>> Begin Data to use
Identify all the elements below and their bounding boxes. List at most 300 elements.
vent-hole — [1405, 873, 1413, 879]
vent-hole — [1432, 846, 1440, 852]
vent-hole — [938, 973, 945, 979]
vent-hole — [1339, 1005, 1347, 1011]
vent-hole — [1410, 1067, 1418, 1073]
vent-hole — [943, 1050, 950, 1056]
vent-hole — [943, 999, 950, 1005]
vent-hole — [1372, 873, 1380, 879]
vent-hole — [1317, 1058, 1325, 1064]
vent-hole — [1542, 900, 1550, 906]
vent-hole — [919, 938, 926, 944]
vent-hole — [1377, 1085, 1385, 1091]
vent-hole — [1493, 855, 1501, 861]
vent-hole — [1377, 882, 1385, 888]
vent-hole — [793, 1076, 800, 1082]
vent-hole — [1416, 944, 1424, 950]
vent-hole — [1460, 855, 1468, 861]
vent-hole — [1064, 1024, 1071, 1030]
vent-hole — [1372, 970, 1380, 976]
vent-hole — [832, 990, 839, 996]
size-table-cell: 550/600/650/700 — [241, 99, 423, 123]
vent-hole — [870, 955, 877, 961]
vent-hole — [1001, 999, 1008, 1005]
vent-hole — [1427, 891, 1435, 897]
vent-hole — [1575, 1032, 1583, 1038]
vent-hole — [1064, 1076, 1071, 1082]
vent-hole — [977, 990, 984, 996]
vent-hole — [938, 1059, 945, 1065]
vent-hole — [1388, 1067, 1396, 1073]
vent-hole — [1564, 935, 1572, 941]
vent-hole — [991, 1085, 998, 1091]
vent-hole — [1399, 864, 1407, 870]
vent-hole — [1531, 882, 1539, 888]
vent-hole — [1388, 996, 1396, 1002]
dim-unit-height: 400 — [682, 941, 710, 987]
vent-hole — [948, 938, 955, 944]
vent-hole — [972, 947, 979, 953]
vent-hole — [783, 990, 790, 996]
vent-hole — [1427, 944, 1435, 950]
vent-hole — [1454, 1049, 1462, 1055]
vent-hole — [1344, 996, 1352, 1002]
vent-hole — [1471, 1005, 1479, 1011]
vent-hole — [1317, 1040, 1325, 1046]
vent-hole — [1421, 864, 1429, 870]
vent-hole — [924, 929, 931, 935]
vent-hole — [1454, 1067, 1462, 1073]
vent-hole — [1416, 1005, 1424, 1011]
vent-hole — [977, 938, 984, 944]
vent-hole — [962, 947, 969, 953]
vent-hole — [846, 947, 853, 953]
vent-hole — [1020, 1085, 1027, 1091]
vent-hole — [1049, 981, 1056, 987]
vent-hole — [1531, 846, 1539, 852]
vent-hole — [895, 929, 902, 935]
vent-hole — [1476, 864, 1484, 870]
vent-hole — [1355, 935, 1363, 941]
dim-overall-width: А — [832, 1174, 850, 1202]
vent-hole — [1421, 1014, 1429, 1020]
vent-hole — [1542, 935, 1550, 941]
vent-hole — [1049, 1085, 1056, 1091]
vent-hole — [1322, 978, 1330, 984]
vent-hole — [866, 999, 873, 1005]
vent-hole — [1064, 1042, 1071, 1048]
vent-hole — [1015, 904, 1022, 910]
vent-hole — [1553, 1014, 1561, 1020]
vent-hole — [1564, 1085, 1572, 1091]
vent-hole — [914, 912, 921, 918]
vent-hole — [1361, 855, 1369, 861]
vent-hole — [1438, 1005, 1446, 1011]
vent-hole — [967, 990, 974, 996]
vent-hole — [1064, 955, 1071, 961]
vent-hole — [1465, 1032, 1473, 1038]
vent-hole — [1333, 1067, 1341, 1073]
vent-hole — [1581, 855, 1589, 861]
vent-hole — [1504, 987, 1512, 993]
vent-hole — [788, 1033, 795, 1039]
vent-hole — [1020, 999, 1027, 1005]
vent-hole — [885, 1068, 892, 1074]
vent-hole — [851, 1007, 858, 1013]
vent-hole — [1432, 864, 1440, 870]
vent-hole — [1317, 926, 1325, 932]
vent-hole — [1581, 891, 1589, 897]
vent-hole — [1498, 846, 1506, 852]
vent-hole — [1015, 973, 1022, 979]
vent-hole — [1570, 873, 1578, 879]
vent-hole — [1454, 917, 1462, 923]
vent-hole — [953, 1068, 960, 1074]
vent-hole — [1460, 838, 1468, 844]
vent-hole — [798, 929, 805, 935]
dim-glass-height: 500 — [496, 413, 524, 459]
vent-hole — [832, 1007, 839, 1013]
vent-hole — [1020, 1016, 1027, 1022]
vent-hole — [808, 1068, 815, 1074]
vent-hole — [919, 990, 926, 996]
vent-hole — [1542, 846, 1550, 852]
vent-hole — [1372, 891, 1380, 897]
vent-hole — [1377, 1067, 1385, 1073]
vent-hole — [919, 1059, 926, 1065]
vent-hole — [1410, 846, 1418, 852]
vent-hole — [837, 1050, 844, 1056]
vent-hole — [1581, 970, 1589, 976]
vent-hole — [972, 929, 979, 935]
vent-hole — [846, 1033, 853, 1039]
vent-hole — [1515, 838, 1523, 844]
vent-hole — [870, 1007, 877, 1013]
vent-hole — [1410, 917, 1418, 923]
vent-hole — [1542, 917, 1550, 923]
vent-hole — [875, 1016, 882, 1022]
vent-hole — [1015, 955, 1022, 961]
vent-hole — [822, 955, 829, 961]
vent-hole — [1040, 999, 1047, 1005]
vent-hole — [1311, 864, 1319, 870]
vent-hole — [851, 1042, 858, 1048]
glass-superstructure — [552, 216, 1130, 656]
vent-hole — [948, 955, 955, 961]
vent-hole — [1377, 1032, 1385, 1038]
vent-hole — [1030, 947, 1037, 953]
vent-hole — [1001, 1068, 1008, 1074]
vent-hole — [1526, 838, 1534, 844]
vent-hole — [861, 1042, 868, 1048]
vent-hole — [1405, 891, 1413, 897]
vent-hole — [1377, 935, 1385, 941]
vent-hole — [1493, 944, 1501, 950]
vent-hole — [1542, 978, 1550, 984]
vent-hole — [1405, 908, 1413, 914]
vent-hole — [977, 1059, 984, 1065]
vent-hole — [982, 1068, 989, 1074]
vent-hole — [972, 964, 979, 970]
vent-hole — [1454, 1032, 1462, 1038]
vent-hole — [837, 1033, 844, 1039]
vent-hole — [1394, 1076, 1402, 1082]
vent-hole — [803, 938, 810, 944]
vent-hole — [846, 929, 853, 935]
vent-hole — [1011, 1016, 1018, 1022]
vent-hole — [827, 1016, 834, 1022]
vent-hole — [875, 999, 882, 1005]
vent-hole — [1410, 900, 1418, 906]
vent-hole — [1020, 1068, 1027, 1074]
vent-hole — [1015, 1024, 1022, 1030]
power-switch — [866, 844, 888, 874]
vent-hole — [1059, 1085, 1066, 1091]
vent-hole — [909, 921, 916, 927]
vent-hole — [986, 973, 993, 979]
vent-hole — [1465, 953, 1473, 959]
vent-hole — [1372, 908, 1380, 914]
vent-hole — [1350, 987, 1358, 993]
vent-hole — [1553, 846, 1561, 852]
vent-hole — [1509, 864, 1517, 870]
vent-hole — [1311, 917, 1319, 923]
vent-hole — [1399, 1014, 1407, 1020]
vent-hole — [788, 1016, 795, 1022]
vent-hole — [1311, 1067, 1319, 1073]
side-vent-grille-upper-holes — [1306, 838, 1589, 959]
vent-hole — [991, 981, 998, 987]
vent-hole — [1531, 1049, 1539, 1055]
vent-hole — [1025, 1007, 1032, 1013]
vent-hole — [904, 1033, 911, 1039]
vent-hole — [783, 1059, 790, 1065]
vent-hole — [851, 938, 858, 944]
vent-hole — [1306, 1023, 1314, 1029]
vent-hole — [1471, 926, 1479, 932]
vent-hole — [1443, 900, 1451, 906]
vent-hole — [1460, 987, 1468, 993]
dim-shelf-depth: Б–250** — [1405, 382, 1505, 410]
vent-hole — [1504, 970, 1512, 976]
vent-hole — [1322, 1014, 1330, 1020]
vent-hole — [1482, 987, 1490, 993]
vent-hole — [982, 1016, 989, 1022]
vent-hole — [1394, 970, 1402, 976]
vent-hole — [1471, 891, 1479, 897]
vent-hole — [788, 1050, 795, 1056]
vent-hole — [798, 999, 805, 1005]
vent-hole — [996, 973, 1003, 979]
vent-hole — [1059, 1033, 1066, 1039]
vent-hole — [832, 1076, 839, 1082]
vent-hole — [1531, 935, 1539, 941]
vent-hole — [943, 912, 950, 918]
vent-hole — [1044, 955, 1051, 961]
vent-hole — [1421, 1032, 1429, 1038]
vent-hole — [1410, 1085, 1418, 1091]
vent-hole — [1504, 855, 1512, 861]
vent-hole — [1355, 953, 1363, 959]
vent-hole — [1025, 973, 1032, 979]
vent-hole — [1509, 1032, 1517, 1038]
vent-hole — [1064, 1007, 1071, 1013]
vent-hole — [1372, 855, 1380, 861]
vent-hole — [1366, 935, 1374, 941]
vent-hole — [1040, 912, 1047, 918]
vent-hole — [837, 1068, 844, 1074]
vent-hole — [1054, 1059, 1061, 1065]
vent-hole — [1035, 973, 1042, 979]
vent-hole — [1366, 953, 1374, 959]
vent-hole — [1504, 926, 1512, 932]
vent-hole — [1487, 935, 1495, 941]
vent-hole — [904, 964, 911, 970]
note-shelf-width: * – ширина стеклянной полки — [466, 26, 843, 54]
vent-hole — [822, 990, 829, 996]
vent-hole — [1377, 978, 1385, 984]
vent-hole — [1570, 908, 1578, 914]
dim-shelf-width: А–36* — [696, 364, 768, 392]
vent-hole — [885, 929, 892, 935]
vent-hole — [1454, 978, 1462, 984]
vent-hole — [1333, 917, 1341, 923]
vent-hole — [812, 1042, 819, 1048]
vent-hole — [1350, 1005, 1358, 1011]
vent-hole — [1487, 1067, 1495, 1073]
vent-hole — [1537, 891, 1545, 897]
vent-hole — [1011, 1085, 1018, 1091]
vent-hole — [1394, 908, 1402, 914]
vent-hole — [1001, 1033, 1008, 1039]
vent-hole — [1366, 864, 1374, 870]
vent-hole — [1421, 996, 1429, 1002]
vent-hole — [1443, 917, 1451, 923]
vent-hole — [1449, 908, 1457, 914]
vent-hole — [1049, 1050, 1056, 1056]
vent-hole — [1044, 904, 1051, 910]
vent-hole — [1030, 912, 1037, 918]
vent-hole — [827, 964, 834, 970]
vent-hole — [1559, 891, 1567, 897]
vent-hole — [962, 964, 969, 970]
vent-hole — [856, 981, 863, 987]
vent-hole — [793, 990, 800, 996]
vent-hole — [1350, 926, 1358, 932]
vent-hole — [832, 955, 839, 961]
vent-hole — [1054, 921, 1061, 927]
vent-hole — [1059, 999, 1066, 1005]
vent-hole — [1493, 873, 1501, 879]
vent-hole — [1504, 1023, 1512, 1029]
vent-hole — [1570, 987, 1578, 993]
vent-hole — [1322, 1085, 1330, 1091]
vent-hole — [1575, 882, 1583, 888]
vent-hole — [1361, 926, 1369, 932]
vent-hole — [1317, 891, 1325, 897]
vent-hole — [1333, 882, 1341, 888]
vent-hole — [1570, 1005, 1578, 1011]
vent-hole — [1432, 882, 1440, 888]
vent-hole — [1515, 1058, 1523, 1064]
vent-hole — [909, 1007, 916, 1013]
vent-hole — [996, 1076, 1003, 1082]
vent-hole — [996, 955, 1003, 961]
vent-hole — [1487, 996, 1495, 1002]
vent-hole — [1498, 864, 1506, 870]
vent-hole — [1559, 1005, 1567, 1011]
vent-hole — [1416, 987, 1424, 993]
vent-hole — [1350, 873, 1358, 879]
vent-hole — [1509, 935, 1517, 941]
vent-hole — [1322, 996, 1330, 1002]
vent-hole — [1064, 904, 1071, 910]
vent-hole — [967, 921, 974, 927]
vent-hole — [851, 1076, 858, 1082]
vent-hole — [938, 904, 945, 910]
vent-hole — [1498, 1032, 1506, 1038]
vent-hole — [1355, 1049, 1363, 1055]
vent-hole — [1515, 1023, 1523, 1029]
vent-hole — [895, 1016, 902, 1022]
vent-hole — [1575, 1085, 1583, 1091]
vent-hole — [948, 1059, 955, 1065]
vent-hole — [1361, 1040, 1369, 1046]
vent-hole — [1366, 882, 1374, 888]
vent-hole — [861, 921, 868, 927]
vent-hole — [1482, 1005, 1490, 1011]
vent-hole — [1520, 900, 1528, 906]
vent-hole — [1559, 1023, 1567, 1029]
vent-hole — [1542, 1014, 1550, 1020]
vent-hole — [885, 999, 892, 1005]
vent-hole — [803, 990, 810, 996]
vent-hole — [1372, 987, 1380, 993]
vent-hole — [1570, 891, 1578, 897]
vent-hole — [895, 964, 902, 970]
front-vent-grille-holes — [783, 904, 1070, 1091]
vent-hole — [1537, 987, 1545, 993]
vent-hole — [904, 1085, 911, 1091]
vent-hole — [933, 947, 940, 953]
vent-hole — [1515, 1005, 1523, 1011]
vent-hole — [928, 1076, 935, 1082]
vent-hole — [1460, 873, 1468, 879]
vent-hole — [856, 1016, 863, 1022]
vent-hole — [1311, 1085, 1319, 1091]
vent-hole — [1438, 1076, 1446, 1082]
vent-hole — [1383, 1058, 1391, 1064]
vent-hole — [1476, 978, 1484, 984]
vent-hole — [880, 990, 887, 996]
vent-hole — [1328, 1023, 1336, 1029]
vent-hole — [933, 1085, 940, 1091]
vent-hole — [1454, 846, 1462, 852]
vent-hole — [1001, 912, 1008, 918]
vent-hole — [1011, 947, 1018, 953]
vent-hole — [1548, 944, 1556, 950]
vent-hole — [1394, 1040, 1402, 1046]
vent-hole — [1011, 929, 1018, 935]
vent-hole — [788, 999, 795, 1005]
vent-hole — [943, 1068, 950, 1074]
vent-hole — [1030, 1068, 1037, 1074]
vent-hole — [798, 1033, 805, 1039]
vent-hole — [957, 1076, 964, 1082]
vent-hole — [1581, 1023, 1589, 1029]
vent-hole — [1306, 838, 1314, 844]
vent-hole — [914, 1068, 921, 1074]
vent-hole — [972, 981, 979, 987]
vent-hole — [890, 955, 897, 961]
>> End Data to use
=== Given exercise ===
Give everything from the start of the material above down to the line containing "vent-hole — [1460, 855, 1468, 861]", inclusive, as a numbered list, leaving out any blank lines.

=== Written response ===
1. Identify all the elements below and their bounding boxes. List at most 300 elements.
2. vent-hole — [1405, 873, 1413, 879]
3. vent-hole — [1432, 846, 1440, 852]
4. vent-hole — [938, 973, 945, 979]
5. vent-hole — [1339, 1005, 1347, 1011]
6. vent-hole — [1410, 1067, 1418, 1073]
7. vent-hole — [943, 1050, 950, 1056]
8. vent-hole — [943, 999, 950, 1005]
9. vent-hole — [1372, 873, 1380, 879]
10. vent-hole — [1317, 1058, 1325, 1064]
11. vent-hole — [1542, 900, 1550, 906]
12. vent-hole — [919, 938, 926, 944]
13. vent-hole — [1377, 1085, 1385, 1091]
14. vent-hole — [1493, 855, 1501, 861]
15. vent-hole — [1377, 882, 1385, 888]
16. vent-hole — [793, 1076, 800, 1082]
17. vent-hole — [1416, 944, 1424, 950]
18. vent-hole — [1460, 855, 1468, 861]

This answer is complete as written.